These two categories can be further subdivided into rule-based, stochastic, and neural approaches.
Other taggers and methods
Some current major algorithms for part-of-speech tagging include the Viterbi algorithm, Brill Tagger, Constraint Grammar, and the Baum-Welch algorithm (also known as the forward-backward algorithm). Hidden Markov model and visible Markov model taggers can both be implemented using the Viterbi algorithm. The rule-based Brill tagger is unusual in that it learns a set of rule patterns, and then applies those patterns rather than optimizing a statistical quantity. Unlike the Brill tagger where the rules are ordered sequentially, the POS and morphological tagging toolkit RDRPOSTagger stores rules in the form of a Ripple Down Rules tree.
Many machine learning methods have also been applied to the problem of POS tagging. Methods such as SVM, Maximum entropy classifier, Perceptron, and Nearest-neighbor have all been tried, and most can achieve accuracy above 95%.
A direct comparison of several methods is reported (with references) at [3]. This comparison uses the Penn tag set on some of the Penn Treebank data, so the results are directly comparable.
However, many significant taggers are not included (perhaps because of the labor involved in reconfiguring them for this particular dataset). Thus, it should not be assumed that the results reported there are the best that can be achieved with a given approach; nor even the best that have been achieved with a given approach.
A more recent development is using the structure regularization method for part-of-speech tagging, achieving 97.36% on the standard benchmark dataset.[4]
Issues
While there is broad agreement about basic categories, a number of edge cases make it difficult to settle on a single "correct" set of tags, even in a single language such as English. For example, it is hard to say whether "fire" is an adjective or a noun in
the big green fire truck
A second important example is the use/mention distinction, as in the following example, where "blue" could be replaced by a word from any POS (the Brown Corpus tag set appends the suffix "-NC" in such cases):
the word "blue" has 4 letters.

Set task A. In the part-of-speech tagging passage, which machine learning methods are named as having been applied to POS tagging?
Set task B. Carry on the part-of-speech tagging passage from its last sentence, keeping the same technical tone.
The listing is separate material and has no connection to the part-of-speech tagging passage.

Material.
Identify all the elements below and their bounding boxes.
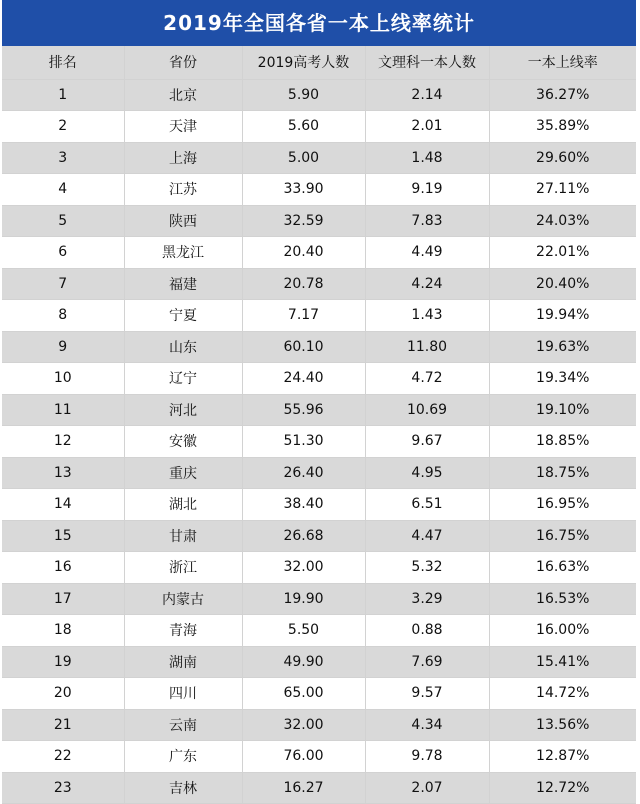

Task answer A. SVM, Maximum entropy classifier, Perceptron, and Nearest-neighbor.

Task answer B.
Words in a language other than that of the "main" text are commonly tagged as "foreign", usually in addition to a tag for the role the foreign word is actually playing in context.
There are also many cases where POS categories and "words" do not map one to one, for example:
David's
gonna
don't
vice versa
first-cut
cannot
pre- and post-secondary
look (a word) up
In the last example, "look" and "up" arguably function as a single verbal unit, despite the possibility of other words coming between them. Some tag sets (such as Penn) break hyphenated words, contractions, and possessives into separate tokens, thus avoiding some but far from all such problems.
It is unclear whether it is best to treat words such as "be", "have", and "do" as categories in their own right (as in the Brown Corpus), or as simply verbs (as in the LOB Corpus and the Penn Treebank). "be" has more forms than other English verbs, and occurs in quite different grammatical contexts, complicating the issue.
The most popular "tag set" for POS tagging for American English is probably the Penn tag set, developed in the Penn Treebank project. It is largely similar to the earlier Brown Corpus and LOB Corpus tag sets, though much smaller. In Europe, tag sets from the Eagles Guidelines see wide use, and include versions for multiple languages.
POS tagging work has been done in a variety of languages, and the set of POS tags used varies greatly with language. Tags usually are designed to include overt morphological distinctions, although this leads to inconsistencies such as case-marking for pronouns but not nouns in English, and much larger cross-language differences. The tag sets for heavily inflected languages such as Greek and Latin can be very large; tagging words in agglutinative languages such as Inuit may be virtually impossible. At the other extreme, Petrov, D. Das, and R. McDonald ("A Universal Part-of-Speech Tagset" http://arxiv.org/abs/1104.2086) have proposed a "universal" tag set, with 12 categories (for example, no subtypes of nouns, verbs, punctuation, etc.; no distinction of "to" as an infinitive marker vs. preposition, etc.). Whether a very small set of very broad tags or a much larger set of more precise ones is preferable, depends on the purpose at hand. Automatic tagging is easier on smaller tag-sets.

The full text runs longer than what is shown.